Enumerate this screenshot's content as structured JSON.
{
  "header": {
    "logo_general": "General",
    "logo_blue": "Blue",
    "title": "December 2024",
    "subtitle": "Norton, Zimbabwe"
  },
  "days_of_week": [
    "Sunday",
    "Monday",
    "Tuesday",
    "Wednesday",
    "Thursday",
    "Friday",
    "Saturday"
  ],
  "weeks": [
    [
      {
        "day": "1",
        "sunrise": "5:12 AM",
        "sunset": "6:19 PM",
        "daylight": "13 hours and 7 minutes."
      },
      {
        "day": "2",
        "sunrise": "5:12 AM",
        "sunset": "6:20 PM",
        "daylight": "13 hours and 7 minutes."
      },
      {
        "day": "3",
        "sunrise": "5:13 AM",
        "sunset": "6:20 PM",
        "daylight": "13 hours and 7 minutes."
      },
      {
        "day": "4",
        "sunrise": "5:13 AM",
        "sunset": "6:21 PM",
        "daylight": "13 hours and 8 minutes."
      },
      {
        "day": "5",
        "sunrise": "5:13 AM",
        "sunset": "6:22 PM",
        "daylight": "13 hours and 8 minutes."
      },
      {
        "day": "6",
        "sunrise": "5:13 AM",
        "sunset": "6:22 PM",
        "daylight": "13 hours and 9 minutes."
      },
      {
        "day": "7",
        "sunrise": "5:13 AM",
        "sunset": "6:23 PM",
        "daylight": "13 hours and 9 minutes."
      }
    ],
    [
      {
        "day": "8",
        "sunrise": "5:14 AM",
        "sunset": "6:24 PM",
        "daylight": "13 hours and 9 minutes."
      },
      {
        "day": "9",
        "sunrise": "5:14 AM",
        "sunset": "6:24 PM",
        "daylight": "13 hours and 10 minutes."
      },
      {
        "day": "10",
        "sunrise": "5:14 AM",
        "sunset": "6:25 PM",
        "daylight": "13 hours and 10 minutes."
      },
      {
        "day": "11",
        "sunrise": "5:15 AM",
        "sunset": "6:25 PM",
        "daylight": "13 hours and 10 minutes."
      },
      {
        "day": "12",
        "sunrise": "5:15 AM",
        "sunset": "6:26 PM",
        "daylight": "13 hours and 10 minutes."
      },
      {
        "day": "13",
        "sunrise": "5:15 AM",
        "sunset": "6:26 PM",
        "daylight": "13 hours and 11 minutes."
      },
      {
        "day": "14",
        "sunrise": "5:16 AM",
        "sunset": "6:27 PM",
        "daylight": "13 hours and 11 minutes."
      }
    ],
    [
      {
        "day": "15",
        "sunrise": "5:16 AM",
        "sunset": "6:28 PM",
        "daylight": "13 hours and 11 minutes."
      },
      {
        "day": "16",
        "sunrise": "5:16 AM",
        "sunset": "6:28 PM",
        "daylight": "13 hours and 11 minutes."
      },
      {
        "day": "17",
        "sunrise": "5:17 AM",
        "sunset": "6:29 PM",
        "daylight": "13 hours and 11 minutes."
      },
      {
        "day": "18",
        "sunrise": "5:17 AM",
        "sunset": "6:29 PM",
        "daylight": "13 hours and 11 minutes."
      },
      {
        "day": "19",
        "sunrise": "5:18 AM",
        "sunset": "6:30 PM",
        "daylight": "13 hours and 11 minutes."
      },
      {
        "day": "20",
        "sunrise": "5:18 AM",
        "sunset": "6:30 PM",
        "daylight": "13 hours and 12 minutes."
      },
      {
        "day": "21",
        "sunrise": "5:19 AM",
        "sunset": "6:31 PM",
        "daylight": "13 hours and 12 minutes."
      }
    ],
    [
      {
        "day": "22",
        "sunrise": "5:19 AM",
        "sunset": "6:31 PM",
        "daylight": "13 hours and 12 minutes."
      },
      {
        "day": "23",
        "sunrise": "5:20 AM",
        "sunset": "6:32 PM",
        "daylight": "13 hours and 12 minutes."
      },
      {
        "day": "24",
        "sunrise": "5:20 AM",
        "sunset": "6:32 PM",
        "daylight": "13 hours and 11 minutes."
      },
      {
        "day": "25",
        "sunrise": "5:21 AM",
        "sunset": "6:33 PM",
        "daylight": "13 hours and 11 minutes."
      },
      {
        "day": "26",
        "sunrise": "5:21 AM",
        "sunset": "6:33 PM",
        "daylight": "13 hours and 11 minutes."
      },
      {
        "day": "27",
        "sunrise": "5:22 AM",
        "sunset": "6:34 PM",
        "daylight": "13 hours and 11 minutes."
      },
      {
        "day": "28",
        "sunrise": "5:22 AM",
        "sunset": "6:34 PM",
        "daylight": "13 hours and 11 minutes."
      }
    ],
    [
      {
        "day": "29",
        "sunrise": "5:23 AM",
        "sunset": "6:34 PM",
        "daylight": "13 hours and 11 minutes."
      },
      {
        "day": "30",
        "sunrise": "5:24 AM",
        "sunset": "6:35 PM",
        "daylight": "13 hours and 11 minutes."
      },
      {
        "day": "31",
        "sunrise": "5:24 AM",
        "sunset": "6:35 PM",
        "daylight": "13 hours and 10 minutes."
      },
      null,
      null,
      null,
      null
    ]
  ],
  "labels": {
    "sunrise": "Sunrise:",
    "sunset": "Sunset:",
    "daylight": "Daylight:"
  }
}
━━━━━━
## What you are asked to do
Repeat the records exactly, including every line.

## Result for this exercise
Enumerate this screenshot's content as structured JSON.
{
  "header": {
    "logo_general": "General",
    "logo_blue": "Blue",
    "title": "December 2024",
    "subtitle": "Norton, Zimbabwe"
  },
  "days_of_week": [
    "Sunday",
    "Monday",
    "Tuesday",
    "Wednesday",
    "Thursday",
    "Friday",
    "Saturday"
  ],
  "weeks": [
    [
      {
        "day": "1",
        "sunrise": "5:12 AM",
        "sunset": "6:19 PM",
        "daylight": "13 hours and 7 minutes."
      },
      {
        "day": "2",
        "sunrise": "5:12 AM",
        "sunset": "6:20 PM",
        "daylight": "13 hours and 7 minutes."
      },
      {
        "day": "3",
        "sunrise": "5:13 AM",
        "sunset": "6:20 PM",
        "daylight": "13 hours and 7 minutes."
      },
      {
        "day": "4",
        "sunrise": "5:13 AM",
        "sunset": "6:21 PM",
        "daylight": "13 hours and 8 minutes."
      },
      {
        "day": "5",
        "sunrise": "5:13 AM",
        "sunset": "6:22 PM",
        "daylight": "13 hours and 8 minutes."
      },
      {
        "day": "6",
        "sunrise": "5:13 AM",
        "sunset": "6:22 PM",
        "daylight": "13 hours and 9 minutes."
      },
      {
        "day": "7",
        "sunrise": "5:13 AM",
        "sunset": "6:23 PM",
        "daylight": "13 hours and 9 minutes."
      }
    ],
    [
      {
        "day": "8",
        "sunrise": "5:14 AM",
        "sunset": "6:24 PM",
        "daylight": "13 hours and 9 minutes."
      },
      {
        "day": "9",
        "sunrise": "5:14 AM",
        "sunset": "6:24 PM",
        "daylight": "13 hours and 10 minutes."
      },
      {
        "day": "10",
        "sunrise": "5:14 AM",
        "sunset": "6:25 PM",
        "daylight": "13 hours and 10 minutes."
      },
      {
        "day": "11",
        "sunrise": "5:15 AM",
        "sunset": "6:25 PM",
        "daylight": "13 hours and 10 minutes."
      },
      {
        "day": "12",
        "sunrise": "5:15 AM",
        "sunset": "6:26 PM",
        "daylight": "13 hours and 10 minutes."
      },
      {
        "day": "13",
        "sunrise": "5:15 AM",
        "sunset": "6:26 PM",
        "daylight": "13 hours and 11 minutes."
      },
      {
        "day": "14",
        "sunrise": "5:16 AM",
        "sunset": "6:27 PM",
        "daylight": "13 hours and 11 minutes."
      }
    ],
    [
      {
        "day": "15",
        "sunrise": "5:16 AM",
        "sunset": "6:28 PM",
        "daylight": "13 hours and 11 minutes."
      },
      {
        "day": "16",
        "sunrise": "5:16 AM",
        "sunset": "6:28 PM",
        "daylight": "13 hours and 11 minutes."
      },
      {
        "day": "17",
        "sunrise": "5:17 AM",
        "sunset": "6:29 PM",
        "daylight": "13 hours and 11 minutes."
      },
      {
        "day": "18",
        "sunrise": "5:17 AM",
        "sunset": "6:29 PM",
        "daylight": "13 hours and 11 minutes."
      },
      {
        "day": "19",
        "sunrise": "5:18 AM",
        "sunset": "6:30 PM",
        "daylight": "13 hours and 11 minutes."
      },
      {
        "day": "20",
        "sunrise": "5:18 AM",
        "sunset": "6:30 PM",
        "daylight": "13 hours and 12 minutes."
      },
      {
        "day": "21",
        "sunrise": "5:19 AM",
        "sunset": "6:31 PM",
        "daylight": "13 hours and 12 minutes."
      }
    ],
    [
      {
        "day": "22",
        "sunrise": "5:19 AM",
        "sunset": "6:31 PM",
        "daylight": "13 hours and 12 minutes."
      },
      {
        "day": "23",
        "sunrise": "5:20 AM",
        "sunset": "6:32 PM",
        "daylight": "13 hours and 12 minutes."
      },
      {
        "day": "24",
        "sunrise": "5:20 AM",
        "sunset": "6:32 PM",
        "daylight": "13 hours and 11 minutes."
      },
      {
        "day": "25",
        "sunrise": "5:21 AM",
        "sunset": "6:33 PM",
        "daylight": "13 hours and 11 minutes."
      },
      {
        "day": "26",
        "sunrise": "5:21 AM",
        "sunset": "6:33 PM",
        "daylight": "13 hours and 11 minutes."
      },
      {
        "day": "27",
        "sunrise": "5:22 AM",
        "sunset": "6:34 PM",
        "daylight": "13 hours and 11 minutes."
      },
      {
        "day": "28",
        "sunrise": "5:22 AM",
        "sunset": "6:34 PM",
        "daylight": "13 hours and 11 minutes."
      }
    ],
    [
      {
        "day": "29",
        "sunrise": "5:23 AM",
        "sunset": "6:34 PM",
        "daylight": "13 hours and 11 minutes."
      },
      {
        "day": "30",
        "sunrise": "5:24 AM",
        "sunset": "6:35 PM",
        "daylight": "13 hours and 11 minutes."
      },
      {
        "day": "31",
        "sunrise": "5:24 AM",
        "sunset": "6:35 PM",
        "daylight": "13 hours and 10 minutes."
      },
      null,
      null,
      null,
      null
    ]
  ],
  "labels": {
    "sunrise": "Sunrise:",
    "sunset": "Sunset:",
    "daylight": "Daylight:"
  }
}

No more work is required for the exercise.